**GOAL:**
Each record is to be transcribed exactly.

**DATA ROWS:**
========================================

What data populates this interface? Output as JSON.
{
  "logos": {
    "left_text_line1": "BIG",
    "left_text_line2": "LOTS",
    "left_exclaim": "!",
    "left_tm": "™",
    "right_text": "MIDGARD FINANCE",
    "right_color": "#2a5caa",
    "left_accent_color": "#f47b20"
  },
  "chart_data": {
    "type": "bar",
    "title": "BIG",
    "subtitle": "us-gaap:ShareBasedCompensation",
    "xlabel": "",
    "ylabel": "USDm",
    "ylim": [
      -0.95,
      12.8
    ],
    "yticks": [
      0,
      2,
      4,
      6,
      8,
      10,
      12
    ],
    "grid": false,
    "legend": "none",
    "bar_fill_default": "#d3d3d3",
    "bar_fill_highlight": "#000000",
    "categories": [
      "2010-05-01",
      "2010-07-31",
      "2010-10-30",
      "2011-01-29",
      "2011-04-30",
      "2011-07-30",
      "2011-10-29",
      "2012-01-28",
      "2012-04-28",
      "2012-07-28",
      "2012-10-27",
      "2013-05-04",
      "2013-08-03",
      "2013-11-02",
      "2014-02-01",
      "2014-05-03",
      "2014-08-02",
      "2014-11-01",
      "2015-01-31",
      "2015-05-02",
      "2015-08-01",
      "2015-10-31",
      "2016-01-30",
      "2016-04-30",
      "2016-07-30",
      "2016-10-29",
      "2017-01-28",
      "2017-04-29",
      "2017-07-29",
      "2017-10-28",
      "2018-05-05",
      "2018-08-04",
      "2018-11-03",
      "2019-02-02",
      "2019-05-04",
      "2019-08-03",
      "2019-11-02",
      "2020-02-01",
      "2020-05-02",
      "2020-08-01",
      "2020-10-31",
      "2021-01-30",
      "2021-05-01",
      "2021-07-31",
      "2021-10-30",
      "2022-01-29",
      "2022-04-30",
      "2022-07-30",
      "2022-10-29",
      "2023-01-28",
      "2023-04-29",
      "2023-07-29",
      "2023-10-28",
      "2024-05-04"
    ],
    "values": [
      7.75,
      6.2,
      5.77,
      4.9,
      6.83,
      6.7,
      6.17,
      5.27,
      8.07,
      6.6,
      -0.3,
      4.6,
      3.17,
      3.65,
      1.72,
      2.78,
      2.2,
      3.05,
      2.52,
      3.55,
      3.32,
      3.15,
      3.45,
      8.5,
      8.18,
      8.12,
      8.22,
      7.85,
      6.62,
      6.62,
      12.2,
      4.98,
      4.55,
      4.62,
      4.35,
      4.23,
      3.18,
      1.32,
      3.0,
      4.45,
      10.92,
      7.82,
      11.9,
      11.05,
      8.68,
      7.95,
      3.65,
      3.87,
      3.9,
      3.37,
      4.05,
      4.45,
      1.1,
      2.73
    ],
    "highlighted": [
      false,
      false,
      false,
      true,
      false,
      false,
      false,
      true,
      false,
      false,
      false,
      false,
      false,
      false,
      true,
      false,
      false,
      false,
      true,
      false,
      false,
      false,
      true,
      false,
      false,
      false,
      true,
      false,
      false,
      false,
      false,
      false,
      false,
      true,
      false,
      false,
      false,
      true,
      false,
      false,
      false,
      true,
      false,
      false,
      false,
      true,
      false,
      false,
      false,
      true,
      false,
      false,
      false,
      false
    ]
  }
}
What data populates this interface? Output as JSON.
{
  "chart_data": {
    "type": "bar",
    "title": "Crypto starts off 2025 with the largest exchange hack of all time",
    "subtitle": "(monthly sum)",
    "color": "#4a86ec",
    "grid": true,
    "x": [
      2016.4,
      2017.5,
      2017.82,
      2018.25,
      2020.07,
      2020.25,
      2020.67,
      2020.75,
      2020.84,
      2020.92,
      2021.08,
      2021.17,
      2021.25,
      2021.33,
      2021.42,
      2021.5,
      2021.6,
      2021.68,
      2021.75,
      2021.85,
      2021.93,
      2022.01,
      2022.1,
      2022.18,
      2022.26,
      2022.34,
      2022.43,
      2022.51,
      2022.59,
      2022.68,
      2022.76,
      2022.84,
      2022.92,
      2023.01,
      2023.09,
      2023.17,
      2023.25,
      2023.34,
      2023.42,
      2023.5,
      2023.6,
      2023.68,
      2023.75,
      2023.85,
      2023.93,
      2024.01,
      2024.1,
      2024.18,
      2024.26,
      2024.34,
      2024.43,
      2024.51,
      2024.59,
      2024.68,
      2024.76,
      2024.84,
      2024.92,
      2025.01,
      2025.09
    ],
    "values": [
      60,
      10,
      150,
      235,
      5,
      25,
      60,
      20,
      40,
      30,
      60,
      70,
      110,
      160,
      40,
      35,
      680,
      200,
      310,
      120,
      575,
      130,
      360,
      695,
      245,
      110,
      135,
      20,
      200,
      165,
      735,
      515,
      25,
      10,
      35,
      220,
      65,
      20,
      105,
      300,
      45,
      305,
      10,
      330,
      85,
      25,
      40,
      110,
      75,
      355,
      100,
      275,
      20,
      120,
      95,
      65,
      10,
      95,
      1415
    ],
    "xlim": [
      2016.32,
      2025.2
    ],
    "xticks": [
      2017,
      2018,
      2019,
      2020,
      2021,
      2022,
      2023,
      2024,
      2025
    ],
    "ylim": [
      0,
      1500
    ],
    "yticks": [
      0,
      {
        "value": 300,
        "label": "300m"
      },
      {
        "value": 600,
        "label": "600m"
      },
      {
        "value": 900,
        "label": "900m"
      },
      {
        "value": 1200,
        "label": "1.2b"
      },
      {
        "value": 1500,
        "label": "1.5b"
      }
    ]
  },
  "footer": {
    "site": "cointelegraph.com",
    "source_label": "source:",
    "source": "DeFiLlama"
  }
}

========================================

**WORKED ANSWER:**
What data populates this interface? Output as JSON.
{
  "logos": {
    "left_text_line1": "BIG",
    "left_text_line2": "LOTS",
    "left_exclaim": "!",
    "left_tm": "™",
    "right_text": "MIDGARD FINANCE",
    "right_color": "#2a5caa",
    "left_accent_color": "#f47b20"
  },
  "chart_data": {
    "type": "bar",
    "title": "BIG",
    "subtitle": "us-gaap:ShareBasedCompensation",
    "xlabel": "",
    "ylabel": "USDm",
    "ylim": [
      -0.95,
      12.8
    ],
    "yticks": [
      0,
      2,
      4,
      6,
      8,
      10,
      12
    ],
    "grid": false,
    "legend": "none",
    "bar_fill_default": "#d3d3d3",
    "bar_fill_highlight": "#000000",
    "categories": [
      "2010-05-01",
      "2010-07-31",
      "2010-10-30",
      "2011-01-29",
      "2011-04-30",
      "2011-07-30",
      "2011-10-29",
      "2012-01-28",
      "2012-04-28",
      "2012-07-28",
      "2012-10-27",
      "2013-05-04",
      "2013-08-03",
      "2013-11-02",
      "2014-02-01",
      "2014-05-03",
      "2014-08-02",
      "2014-11-01",
      "2015-01-31",
      "2015-05-02",
      "2015-08-01",
      "2015-10-31",
      "2016-01-30",
      "2016-04-30",
      "2016-07-30",
      "2016-10-29",
      "2017-01-28",
      "2017-04-29",
      "2017-07-29",
      "2017-10-28",
      "2018-05-05",
      "2018-08-04",
      "2018-11-03",
      "2019-02-02",
      "2019-05-04",
      "2019-08-03",
      "2019-11-02",
      "2020-02-01",
      "2020-05-02",
      "2020-08-01",
      "2020-10-31",
      "2021-01-30",
      "2021-05-01",
      "2021-07-31",
      "2021-10-30",
      "2022-01-29",
      "2022-04-30",
      "2022-07-30",
      "2022-10-29",
      "2023-01-28",
      "2023-04-29",
      "2023-07-29",
      "2023-10-28",
      "2024-05-04"
    ],
    "values": [
      7.75,
      6.2,
      5.77,
      4.9,
      6.83,
      6.7,
      6.17,
      5.27,
      8.07,
      6.6,
      -0.3,
      4.6,
      3.17,
      3.65,
      1.72,
      2.78,
      2.2,
      3.05,
      2.52,
      3.55,
      3.32,
      3.15,
      3.45,
      8.5,
      8.18,
      8.12,
      8.22,
      7.85,
      6.62,
      6.62,
      12.2,
      4.98,
      4.55,
      4.62,
      4.35,
      4.23,
      3.18,
      1.32,
      3.0,
      4.45,
      10.92,
      7.82,
      11.9,
      11.05,
      8.68,
      7.95,
      3.65,
      3.87,
      3.9,
      3.37,
      4.05,
      4.45,
      1.1,
      2.73
    ],
    "highlighted": [
      false,
      false,
      false,
      true,
      false,
      false,
      false,
      true,
      false,
      false,
      false,
      false,
      false,
      false,
      true,
      false,
      false,
      false,
      true,
      false,
      false,
      false,
      true,
      false,
      false,
      false,
      true,
      false,
      false,
      false,
      false,
      false,
      false,
      true,
      false,
      false,
      false,
      true,
      false,
      false,
      false,
      true,
      false,
      false,
      false,
      true,
      false,
      false,
      false,
      true,
      false,
      false,
      false,
      false
    ]
  }
}
What data populates this interface? Output as JSON.
{
  "chart_data": {
    "type": "bar",
    "title": "Crypto starts off 2025 with the largest exchange hack of all time",
    "subtitle": "(monthly sum)",
    "color": "#4a86ec",
    "grid": true,
    "x": [
      2016.4,
      2017.5,
      2017.82,
      2018.25,
      2020.07,
      2020.25,
      2020.67,
      2020.75,
      2020.84,
      2020.92,
      2021.08,
      2021.17,
      2021.25,
      2021.33,
      2021.42,
      2021.5,
      2021.6,
      2021.68,
      2021.75,
      2021.85,
      2021.93,
      2022.01,
      2022.1,
      2022.18,
      2022.26,
      2022.34,
      2022.43,
      2022.51,
      2022.59,
      2022.68,
      2022.76,
      2022.84,
      2022.92,
      2023.01,
      2023.09,
      2023.17,
      2023.25,
      2023.34,
      2023.42,
      2023.5,
      2023.6,
      2023.68,
      2023.75,
      2023.85,
      2023.93,
      2024.01,
      2024.1,
      2024.18,
      2024.26,
      2024.34,
      2024.43,
      2024.51,
      2024.59,
      2024.68,
      2024.76,
      2024.84,
      2024.92,
      2025.01,
      2025.09
    ],
    "values": [
      60,
      10,
      150,
      235,
      5,
      25,
      60,
      20,
      40,
      30,
      60,
      70,
      110,
      160,
      40,
      35,
      680,
      200,
      310,
      120,
      575,
      130,
      360,
      695,
      245,
      110,
      135,
      20,
      200,
      165,
      735,
      515,
      25,
      10,
      35,
      220,
      65,
      20,
      105,
      300,
      45,
      305,
      10,
      330,
      85,
      25,
      40,
      110,
      75,
      355,
      100,
      275,
      20,
      120,
      95,
      65,
      10,
      95,
      1415
    ],
    "xlim": [
      2016.32,
      2025.2
    ],
    "xticks": [
      2017,
      2018,
      2019,
      2020,
      2021,
      2022,
      2023,
      2024,
      2025
    ],
    "ylim": [
      0,
      1500
    ],
    "yticks": [
      0,
      {
        "value": 300,
        "label": "300m"
      },
      {
        "value": 600,
        "label": "600m"
      },
      {
        "value": 900,
        "label": "900m"
      },
      {
        "value": 1200,
        "label": "1.2b"
      },
      {
        "value": 1500,
        "label": "1.5b"
      }
    ]
  },
  "footer": {
    "site": "cointelegraph.com",
    "source_label": "source:",
    "source": "DeFiLlama"
  }
}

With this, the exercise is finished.